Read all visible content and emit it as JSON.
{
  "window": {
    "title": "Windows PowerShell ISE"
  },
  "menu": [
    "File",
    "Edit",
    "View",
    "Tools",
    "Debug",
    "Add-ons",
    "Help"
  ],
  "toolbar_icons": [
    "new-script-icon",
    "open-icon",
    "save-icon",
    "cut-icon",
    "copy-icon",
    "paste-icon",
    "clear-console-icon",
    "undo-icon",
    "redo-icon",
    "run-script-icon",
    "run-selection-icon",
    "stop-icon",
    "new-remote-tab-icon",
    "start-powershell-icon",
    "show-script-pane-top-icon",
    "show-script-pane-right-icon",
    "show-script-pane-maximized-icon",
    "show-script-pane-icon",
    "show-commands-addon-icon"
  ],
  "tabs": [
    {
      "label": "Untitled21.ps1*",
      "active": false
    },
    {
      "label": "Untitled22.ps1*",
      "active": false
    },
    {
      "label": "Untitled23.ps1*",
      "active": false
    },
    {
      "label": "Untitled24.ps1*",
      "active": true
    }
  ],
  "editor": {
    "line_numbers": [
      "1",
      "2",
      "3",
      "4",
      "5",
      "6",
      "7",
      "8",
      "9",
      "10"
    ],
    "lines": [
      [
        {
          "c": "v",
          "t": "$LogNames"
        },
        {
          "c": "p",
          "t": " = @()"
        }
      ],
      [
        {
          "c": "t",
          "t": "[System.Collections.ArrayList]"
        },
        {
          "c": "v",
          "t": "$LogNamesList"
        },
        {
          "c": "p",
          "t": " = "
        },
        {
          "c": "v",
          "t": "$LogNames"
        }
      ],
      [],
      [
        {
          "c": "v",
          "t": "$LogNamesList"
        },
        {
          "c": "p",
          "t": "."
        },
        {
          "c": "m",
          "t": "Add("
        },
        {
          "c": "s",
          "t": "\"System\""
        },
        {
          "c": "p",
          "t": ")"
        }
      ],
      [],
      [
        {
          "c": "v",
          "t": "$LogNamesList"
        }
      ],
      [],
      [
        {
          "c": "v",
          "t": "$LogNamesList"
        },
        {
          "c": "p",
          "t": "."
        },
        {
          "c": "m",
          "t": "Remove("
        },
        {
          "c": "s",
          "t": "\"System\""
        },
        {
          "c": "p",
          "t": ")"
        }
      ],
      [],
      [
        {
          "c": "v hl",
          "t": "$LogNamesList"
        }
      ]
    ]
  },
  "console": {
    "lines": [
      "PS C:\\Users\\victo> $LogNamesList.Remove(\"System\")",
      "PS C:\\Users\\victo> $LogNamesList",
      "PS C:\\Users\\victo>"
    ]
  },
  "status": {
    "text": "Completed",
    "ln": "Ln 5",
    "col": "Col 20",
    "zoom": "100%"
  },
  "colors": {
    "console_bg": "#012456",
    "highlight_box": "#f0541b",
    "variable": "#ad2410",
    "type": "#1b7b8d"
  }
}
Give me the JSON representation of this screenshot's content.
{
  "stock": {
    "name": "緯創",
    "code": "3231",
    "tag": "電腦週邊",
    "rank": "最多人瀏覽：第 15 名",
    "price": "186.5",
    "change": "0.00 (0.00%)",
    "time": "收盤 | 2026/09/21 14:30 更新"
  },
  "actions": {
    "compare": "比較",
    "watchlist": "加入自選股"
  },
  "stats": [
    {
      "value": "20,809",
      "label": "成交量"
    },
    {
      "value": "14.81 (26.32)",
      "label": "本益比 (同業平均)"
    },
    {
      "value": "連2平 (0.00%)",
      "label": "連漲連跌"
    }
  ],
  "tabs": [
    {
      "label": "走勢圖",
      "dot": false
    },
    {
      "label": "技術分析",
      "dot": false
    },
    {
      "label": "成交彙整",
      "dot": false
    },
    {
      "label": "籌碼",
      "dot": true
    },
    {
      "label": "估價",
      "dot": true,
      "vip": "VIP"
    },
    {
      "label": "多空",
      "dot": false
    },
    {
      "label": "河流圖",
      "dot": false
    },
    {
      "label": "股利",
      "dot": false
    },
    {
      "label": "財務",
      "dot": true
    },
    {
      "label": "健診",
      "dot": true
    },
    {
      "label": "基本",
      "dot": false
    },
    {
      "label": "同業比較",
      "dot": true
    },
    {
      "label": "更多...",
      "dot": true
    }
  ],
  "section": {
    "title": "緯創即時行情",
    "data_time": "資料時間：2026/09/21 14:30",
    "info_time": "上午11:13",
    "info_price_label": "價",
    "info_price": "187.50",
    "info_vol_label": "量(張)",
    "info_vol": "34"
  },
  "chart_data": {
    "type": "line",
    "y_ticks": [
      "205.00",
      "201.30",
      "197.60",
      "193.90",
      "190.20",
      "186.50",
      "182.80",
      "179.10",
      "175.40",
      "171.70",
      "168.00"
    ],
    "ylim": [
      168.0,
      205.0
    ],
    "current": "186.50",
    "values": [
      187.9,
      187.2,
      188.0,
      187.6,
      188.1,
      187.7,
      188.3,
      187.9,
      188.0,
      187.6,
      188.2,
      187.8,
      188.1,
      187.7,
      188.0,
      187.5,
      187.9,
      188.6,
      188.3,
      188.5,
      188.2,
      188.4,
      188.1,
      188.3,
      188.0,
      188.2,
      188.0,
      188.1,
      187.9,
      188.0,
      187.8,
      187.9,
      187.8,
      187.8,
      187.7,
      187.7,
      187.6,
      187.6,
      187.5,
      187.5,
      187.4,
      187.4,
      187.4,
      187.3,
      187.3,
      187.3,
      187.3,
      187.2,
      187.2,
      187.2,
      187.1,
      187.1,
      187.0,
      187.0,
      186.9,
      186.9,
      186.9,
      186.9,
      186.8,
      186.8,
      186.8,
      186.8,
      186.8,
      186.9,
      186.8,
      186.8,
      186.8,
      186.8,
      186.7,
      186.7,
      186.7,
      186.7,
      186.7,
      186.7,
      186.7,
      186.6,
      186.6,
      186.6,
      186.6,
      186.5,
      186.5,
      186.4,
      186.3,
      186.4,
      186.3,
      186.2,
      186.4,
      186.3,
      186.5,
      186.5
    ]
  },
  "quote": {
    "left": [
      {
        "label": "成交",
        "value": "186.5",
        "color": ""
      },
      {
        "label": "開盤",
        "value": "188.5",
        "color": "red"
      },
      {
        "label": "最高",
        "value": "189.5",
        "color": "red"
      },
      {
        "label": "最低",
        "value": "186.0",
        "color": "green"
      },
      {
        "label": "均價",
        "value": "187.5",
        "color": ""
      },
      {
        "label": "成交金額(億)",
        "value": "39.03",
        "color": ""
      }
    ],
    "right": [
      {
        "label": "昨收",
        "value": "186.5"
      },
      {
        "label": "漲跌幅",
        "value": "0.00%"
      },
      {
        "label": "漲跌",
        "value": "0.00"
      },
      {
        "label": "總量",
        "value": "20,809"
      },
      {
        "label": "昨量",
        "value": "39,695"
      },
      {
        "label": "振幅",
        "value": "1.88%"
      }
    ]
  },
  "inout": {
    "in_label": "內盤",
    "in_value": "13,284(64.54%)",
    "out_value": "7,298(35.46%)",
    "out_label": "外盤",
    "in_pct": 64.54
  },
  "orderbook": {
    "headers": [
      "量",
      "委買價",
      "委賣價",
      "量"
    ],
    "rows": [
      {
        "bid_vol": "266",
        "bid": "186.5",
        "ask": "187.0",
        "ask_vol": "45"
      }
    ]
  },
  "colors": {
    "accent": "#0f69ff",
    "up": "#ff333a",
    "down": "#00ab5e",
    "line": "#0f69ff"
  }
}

**Task details:** Copy out the whole listing, exactly as written.

**Answer:**
Read all visible content and emit it as JSON.
{
  "window": {
    "title": "Windows PowerShell ISE"
  },
  "menu": [
    "File",
    "Edit",
    "View",
    "Tools",
    "Debug",
    "Add-ons",
    "Help"
  ],
  "toolbar_icons": [
    "new-script-icon",
    "open-icon",
    "save-icon",
    "cut-icon",
    "copy-icon",
    "paste-icon",
    "clear-console-icon",
    "undo-icon",
    "redo-icon",
    "run-script-icon",
    "run-selection-icon",
    "stop-icon",
    "new-remote-tab-icon",
    "start-powershell-icon",
    "show-script-pane-top-icon",
    "show-script-pane-right-icon",
    "show-script-pane-maximized-icon",
    "show-script-pane-icon",
    "show-commands-addon-icon"
  ],
  "tabs": [
    {
      "label": "Untitled21.ps1*",
      "active": false
    },
    {
      "label": "Untitled22.ps1*",
      "active": false
    },
    {
      "label": "Untitled23.ps1*",
      "active": false
    },
    {
      "label": "Untitled24.ps1*",
      "active": true
    }
  ],
  "editor": {
    "line_numbers": [
      "1",
      "2",
      "3",
      "4",
      "5",
      "6",
      "7",
      "8",
      "9",
      "10"
    ],
    "lines": [
      [
        {
          "c": "v",
          "t": "$LogNames"
        },
        {
          "c": "p",
          "t": " = @()"
        }
      ],
      [
        {
          "c": "t",
          "t": "[System.Collections.ArrayList]"
        },
        {
          "c": "v",
          "t": "$LogNamesList"
        },
        {
          "c": "p",
          "t": " = "
        },
        {
          "c": "v",
          "t": "$LogNames"
        }
      ],
      [],
      [
        {
          "c": "v",
          "t": "$LogNamesList"
        },
        {
          "c": "p",
          "t": "."
        },
        {
          "c": "m",
          "t": "Add("
        },
        {
          "c": "s",
          "t": "\"System\""
        },
        {
          "c": "p",
          "t": ")"
        }
      ],
      [],
      [
        {
          "c": "v",
          "t": "$LogNamesList"
        }
      ],
      [],
      [
        {
          "c": "v",
          "t": "$LogNamesList"
        },
        {
          "c": "p",
          "t": "."
        },
        {
          "c": "m",
          "t": "Remove("
        },
        {
          "c": "s",
          "t": "\"System\""
        },
        {
          "c": "p",
          "t": ")"
        }
      ],
      [],
      [
        {
          "c": "v hl",
          "t": "$LogNamesList"
        }
      ]
    ]
  },
  "console": {
    "lines": [
      "PS C:\\Users\\victo> $LogNamesList.Remove(\"System\")",
      "PS C:\\Users\\victo> $LogNamesList",
      "PS C:\\Users\\victo>"
    ]
  },
  "status": {
    "text": "Completed",
    "ln": "Ln 5",
    "col": "Col 20",
    "zoom": "100%"
  },
  "colors": {
    "console_bg": "#012456",
    "highlight_box": "#f0541b",
    "variable": "#ad2410",
    "type": "#1b7b8d"
  }
}
Give me the JSON representation of this screenshot's content.
{
  "stock": {
    "name": "緯創",
    "code": "3231",
    "tag": "電腦週邊",
    "rank": "最多人瀏覽：第 15 名",
    "price": "186.5",
    "change": "0.00 (0.00%)",
    "time": "收盤 | 2026/09/21 14:30 更新"
  },
  "actions": {
    "compare": "比較",
    "watchlist": "加入自選股"
  },
  "stats": [
    {
      "value": "20,809",
      "label": "成交量"
    },
    {
      "value": "14.81 (26.32)",
      "label": "本益比 (同業平均)"
    },
    {
      "value": "連2平 (0.00%)",
      "label": "連漲連跌"
    }
  ],
  "tabs": [
    {
      "label": "走勢圖",
      "dot": false
    },
    {
      "label": "技術分析",
      "dot": false
    },
    {
      "label": "成交彙整",
      "dot": false
    },
    {
      "label": "籌碼",
      "dot": true
    },
    {
      "label": "估價",
      "dot": true,
      "vip": "VIP"
    },
    {
      "label": "多空",
      "dot": false
    },
    {
      "label": "河流圖",
      "dot": false
    },
    {
      "label": "股利",
      "dot": false
    },
    {
      "label": "財務",
      "dot": true
    },
    {
      "label": "健診",
      "dot": true
    },
    {
      "label": "基本",
      "dot": false
    },
    {
      "label": "同業比較",
      "dot": true
    },
    {
      "label": "更多...",
      "dot": true
    }
  ],
  "section": {
    "title": "緯創即時行情",
    "data_time": "資料時間：2026/09/21 14:30",
    "info_time": "上午11:13",
    "info_price_label": "價",
    "info_price": "187.50",
    "info_vol_label": "量(張)",
    "info_vol": "34"
  },
  "chart_data": {
    "type": "line",
    "y_ticks": [
      "205.00",
      "201.30",
      "197.60",
      "193.90",
      "190.20",
      "186.50",
      "182.80",
      "179.10",
      "175.40",
      "171.70",
      "168.00"
    ],
    "ylim": [
      168.0,
      205.0
    ],
    "current": "186.50",
    "values": [
      187.9,
      187.2,
      188.0,
      187.6,
      188.1,
      187.7,
      188.3,
      187.9,
      188.0,
      187.6,
      188.2,
      187.8,
      188.1,
      187.7,
      188.0,
      187.5,
      187.9,
      188.6,
      188.3,
      188.5,
      188.2,
      188.4,
      188.1,
      188.3,
      188.0,
      188.2,
      188.0,
      188.1,
      187.9,
      188.0,
      187.8,
      187.9,
      187.8,
      187.8,
      187.7,
      187.7,
      187.6,
      187.6,
      187.5,
      187.5,
      187.4,
      187.4,
      187.4,
      187.3,
      187.3,
      187.3,
      187.3,
      187.2,
      187.2,
      187.2,
      187.1,
      187.1,
      187.0,
      187.0,
      186.9,
      186.9,
      186.9,
      186.9,
      186.8,
      186.8,
      186.8,
      186.8,
      186.8,
      186.9,
      186.8,
      186.8,
      186.8,
      186.8,
      186.7,
      186.7,
      186.7,
      186.7,
      186.7,
      186.7,
      186.7,
      186.6,
      186.6,
      186.6,
      186.6,
      186.5,
      186.5,
      186.4,
      186.3,
      186.4,
      186.3,
      186.2,
      186.4,
      186.3,
      186.5,
      186.5
    ]
  },
  "quote": {
    "left": [
      {
        "label": "成交",
        "value": "186.5",
        "color": ""
      },
      {
        "label": "開盤",
        "value": "188.5",
        "color": "red"
      },
      {
        "label": "最高",
        "value": "189.5",
        "color": "red"
      },
      {
        "label": "最低",
        "value": "186.0",
        "color": "green"
      },
      {
        "label": "均價",
        "value": "187.5",
        "color": ""
      },
      {
        "label": "成交金額(億)",
        "value": "39.03",
        "color": ""
      }
    ],
    "right": [
      {
        "label": "昨收",
        "value": "186.5"
      },
      {
        "label": "漲跌幅",
        "value": "0.00%"
      },
      {
        "label": "漲跌",
        "value": "0.00"
      },
      {
        "label": "總量",
        "value": "20,809"
      },
      {
        "label": "昨量",
        "value": "39,695"
      },
      {
        "label": "振幅",
        "value": "1.88%"
      }
    ]
  },
  "inout": {
    "in_label": "內盤",
    "in_value": "13,284(64.54%)",
    "out_value": "7,298(35.46%)",
    "out_label": "外盤",
    "in_pct": 64.54
  },
  "orderbook": {
    "headers": [
      "量",
      "委買價",
      "委賣價",
      "量"
    ],
    "rows": [
      {
        "bid_vol": "266",
        "bid": "186.5",
        "ask": "187.0",
        "ask_vol": "45"
      }
    ]
  },
  "colors": {
    "accent": "#0f69ff",
    "up": "#ff333a",
    "down": "#00ab5e",
    "line": "#0f69ff"
  }
}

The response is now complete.